◆ Data supplied
┄┄┄┄┄┄┄┄┄┄

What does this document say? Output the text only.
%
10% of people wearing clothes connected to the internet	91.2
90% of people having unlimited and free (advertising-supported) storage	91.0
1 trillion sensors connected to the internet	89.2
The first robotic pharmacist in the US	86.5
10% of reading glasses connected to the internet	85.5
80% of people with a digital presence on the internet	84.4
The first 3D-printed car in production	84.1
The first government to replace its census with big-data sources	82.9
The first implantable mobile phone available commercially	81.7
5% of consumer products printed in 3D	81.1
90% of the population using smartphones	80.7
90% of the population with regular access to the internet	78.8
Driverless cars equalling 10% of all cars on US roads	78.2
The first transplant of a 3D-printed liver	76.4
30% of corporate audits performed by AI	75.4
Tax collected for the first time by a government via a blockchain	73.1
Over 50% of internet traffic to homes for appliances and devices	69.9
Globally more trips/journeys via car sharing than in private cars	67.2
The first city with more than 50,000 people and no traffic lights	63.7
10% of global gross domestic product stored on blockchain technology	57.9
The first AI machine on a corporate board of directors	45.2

┄┄┄┄┄┄┄┄┄┄

Using the data above, reproduce every line exactly.

◆ Task solution
What does this document say? Output the text only.
%
10% of people wearing clothes connected to the internet	91.2
90% of people having unlimited and free (advertising-supported) storage	91.0
1 trillion sensors connected to the internet	89.2
The first robotic pharmacist in the US	86.5
10% of reading glasses connected to the internet	85.5
80% of people with a digital presence on the internet	84.4
The first 3D-printed car in production	84.1
The first government to replace its census with big-data sources	82.9
The first implantable mobile phone available commercially	81.7
5% of consumer products printed in 3D	81.1
90% of the population using smartphones	80.7
90% of the population with regular access to the internet	78.8
Driverless cars equalling 10% of all cars on US roads	78.2
The first transplant of a 3D-printed liver	76.4
30% of corporate audits performed by AI	75.4
Tax collected for the first time by a government via a blockchain	73.1
Over 50% of internet traffic to homes for appliances and devices	69.9
Globally more trips/journeys via car sharing than in private cars	67.2
The first city with more than 50,000 people and no traffic lights	63.7
10% of global gross domestic product stored on blockchain technology	57.9
The first AI machine on a corporate board of directors	45.2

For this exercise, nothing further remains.